**AIM:** Go through the entries below and print each one exactly, leaving out pictures.

**ENTRIES:**
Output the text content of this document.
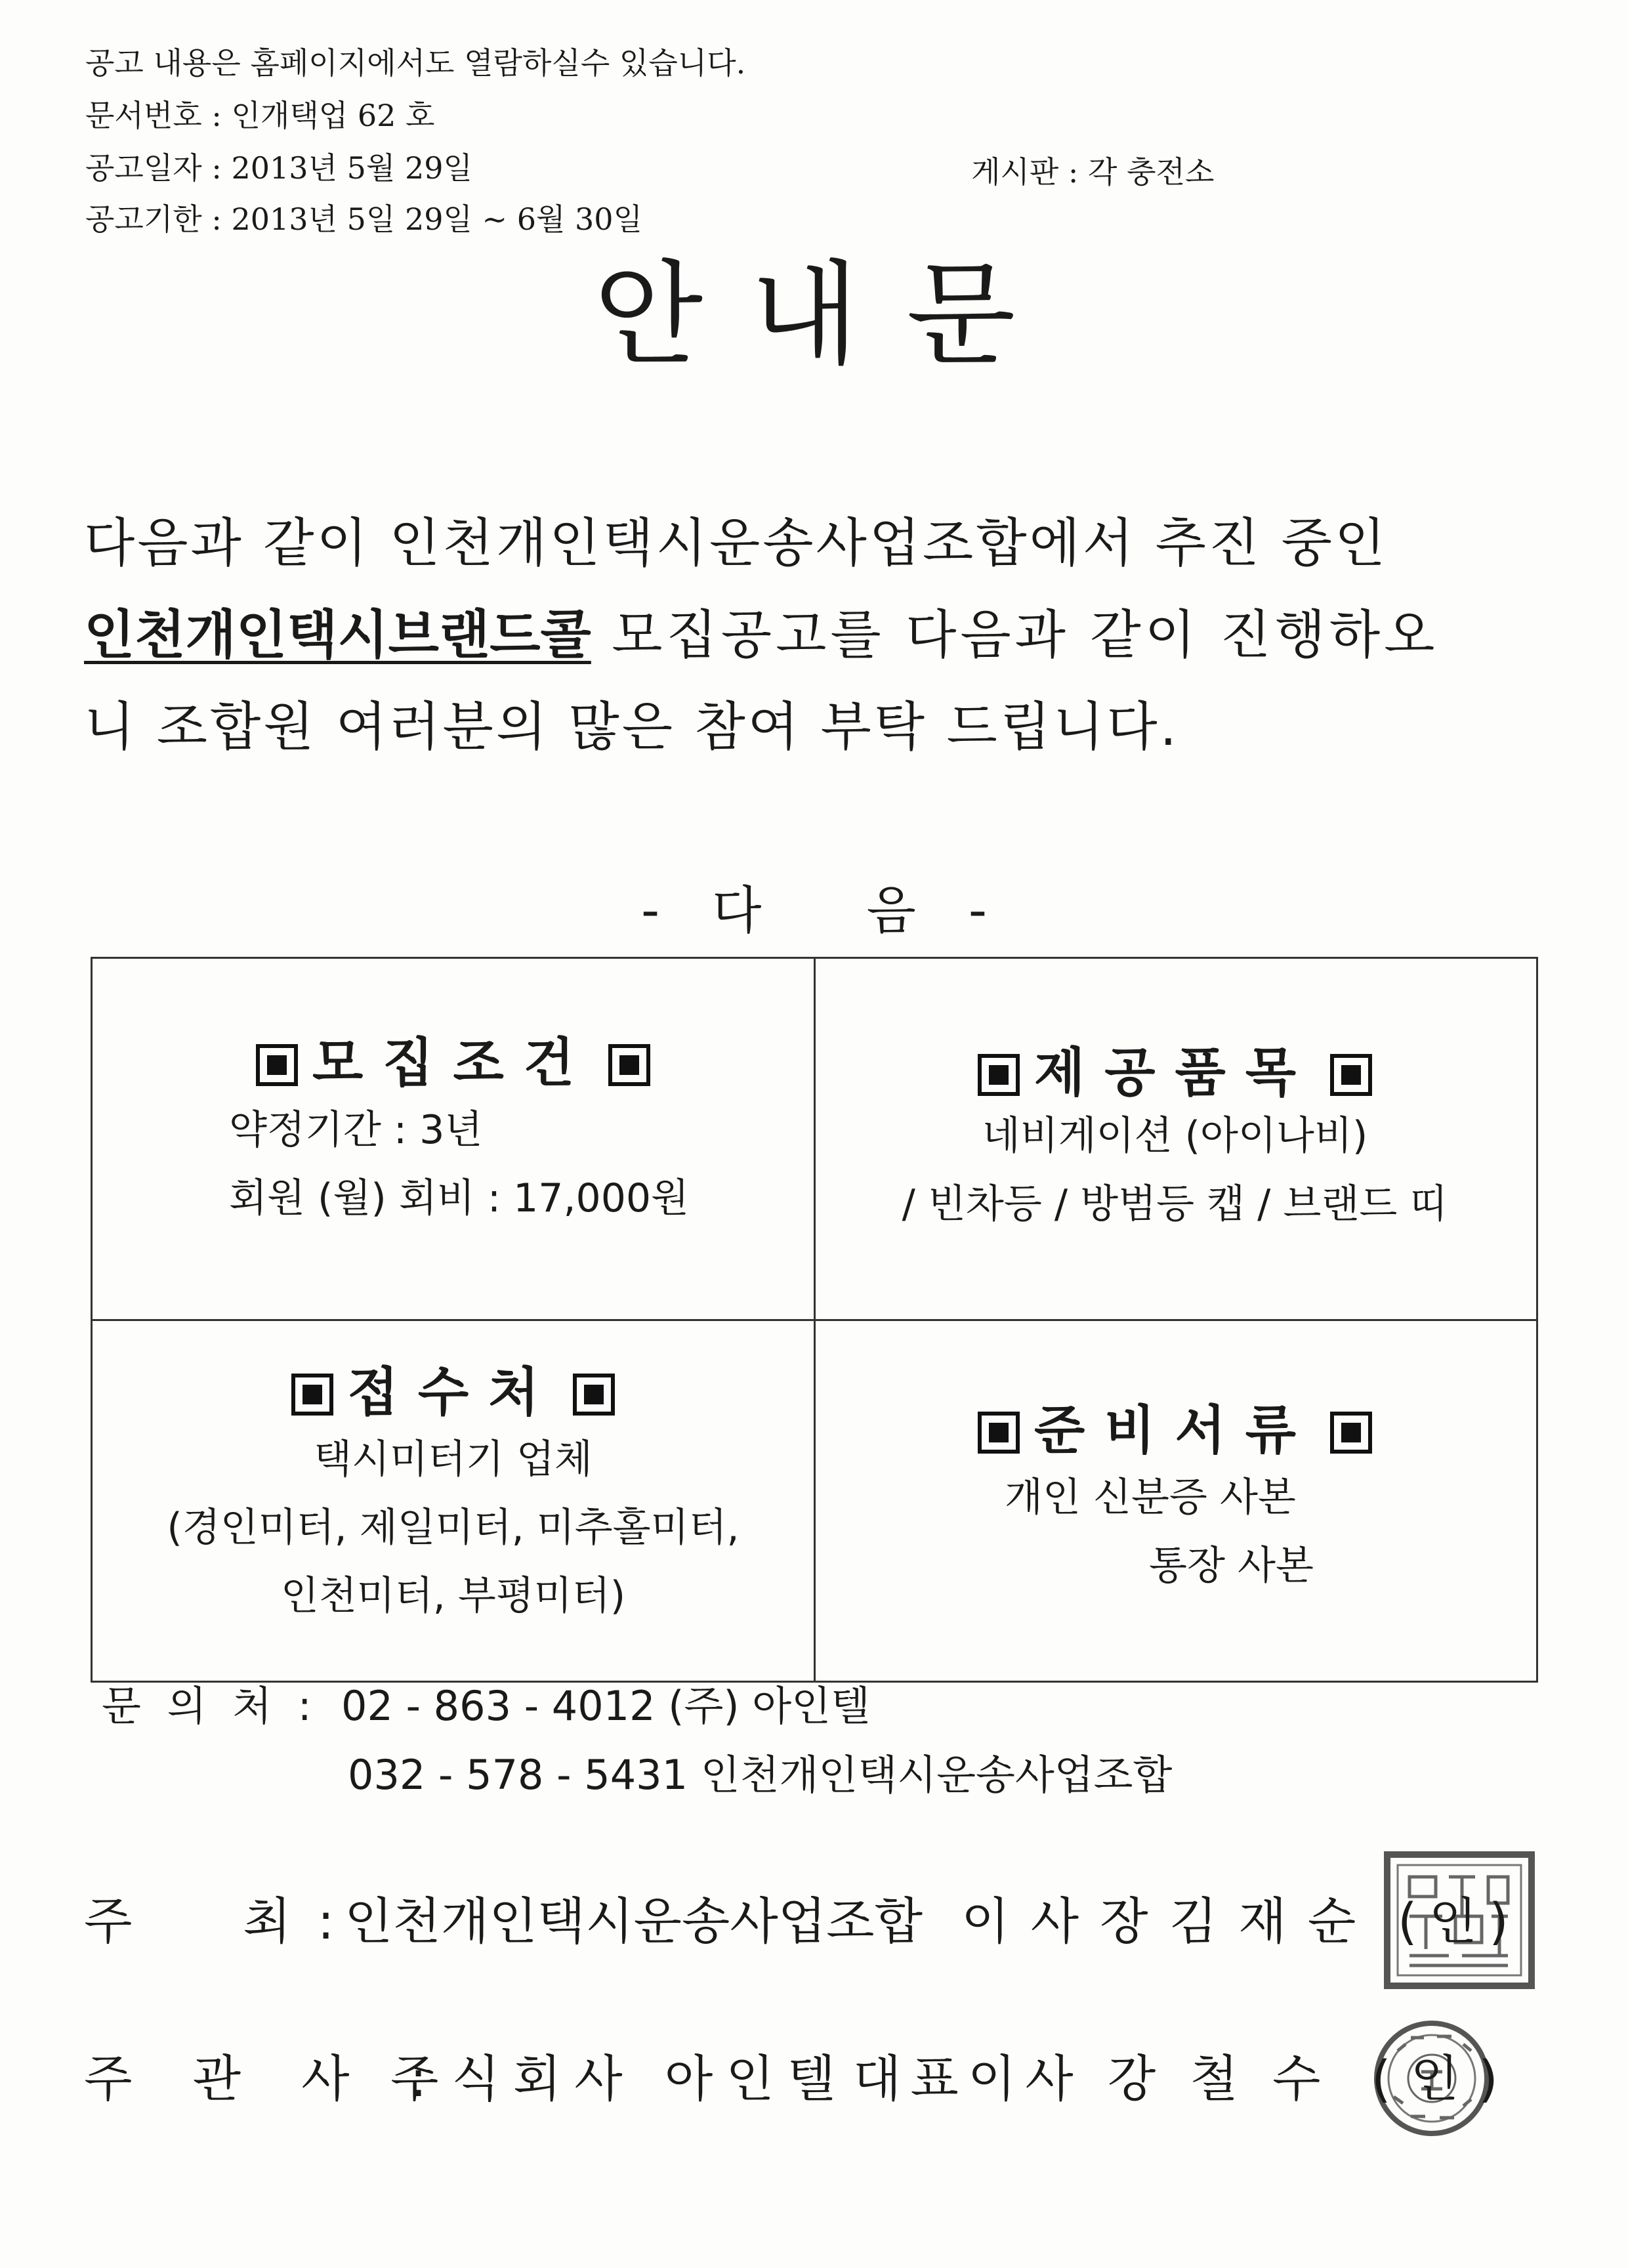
공고 내용은 홈페이지에서도 열람하실수 있습니다.
문서번호 : 인개택업 62 호
공고일자 : 2013년 5월 29일
공고기한 : 2013년 5일 29일 ~ 6월 30일
게시판 : 각 충전소
안내문
다음과 같이 인천개인택시운송사업조합에서 추진 중인
인천개인택시브랜드콜 모집공고를 다음과 같이 진행하오
니 조합원 여러분의 많은 참여 부탁 드립니다.
- 다 음 -
모집조건
약정기간 : 3년
회원 (월) 회비 : 17,000원
제공품목
네비게이션 (아이나비)
/ 빈차등 / 방범등 캡 / 브랜드 띠
접수처
택시미터기 업체
(경인미터, 제일미터, 미추홀미터,
인천미터, 부평미터)
준비서류
개인 신분증 사본
통장 사본
문 의 처 : 02 - 863 - 4012 (주) 아인텔
032 - 578 - 5431 인천개인택시운송사업조합
주     최 : 인천개인택시운송사업조합 이 사 장 김 재 순 (인)
주 관 사 :
주식회사 아인텔 대표이사 강 철 수 (인)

**SOLUTION:**
Output the text content of this document.
공고 내용은 홈페이지에서도 열람하실수 있습니다.
문서번호 : 인개택업 62 호
공고일자 : 2013년 5월 29일
공고기한 : 2013년 5일 29일 ~ 6월 30일
게시판 : 각 충전소
안내문
다음과 같이 인천개인택시운송사업조합에서 추진 중인
인천개인택시브랜드콜 모집공고를 다음과 같이 진행하오
니 조합원 여러분의 많은 참여 부탁 드립니다.
- 다 음 -
모집조건
약정기간 : 3년
회원 (월) 회비 : 17,000원
제공품목
네비게이션 (아이나비)
/ 빈차등 / 방범등 캡 / 브랜드 띠
접수처
택시미터기 업체
(경인미터, 제일미터, 미추홀미터,
인천미터, 부평미터)
준비서류
개인 신분증 사본
통장 사본
문 의 처 : 02 - 863 - 4012 (주) 아인텔
032 - 578 - 5431 인천개인택시운송사업조합
주     최 : 인천개인택시운송사업조합 이 사 장 김 재 순 (인)
주 관 사 :
주식회사 아인텔 대표이사 강 철 수 (인)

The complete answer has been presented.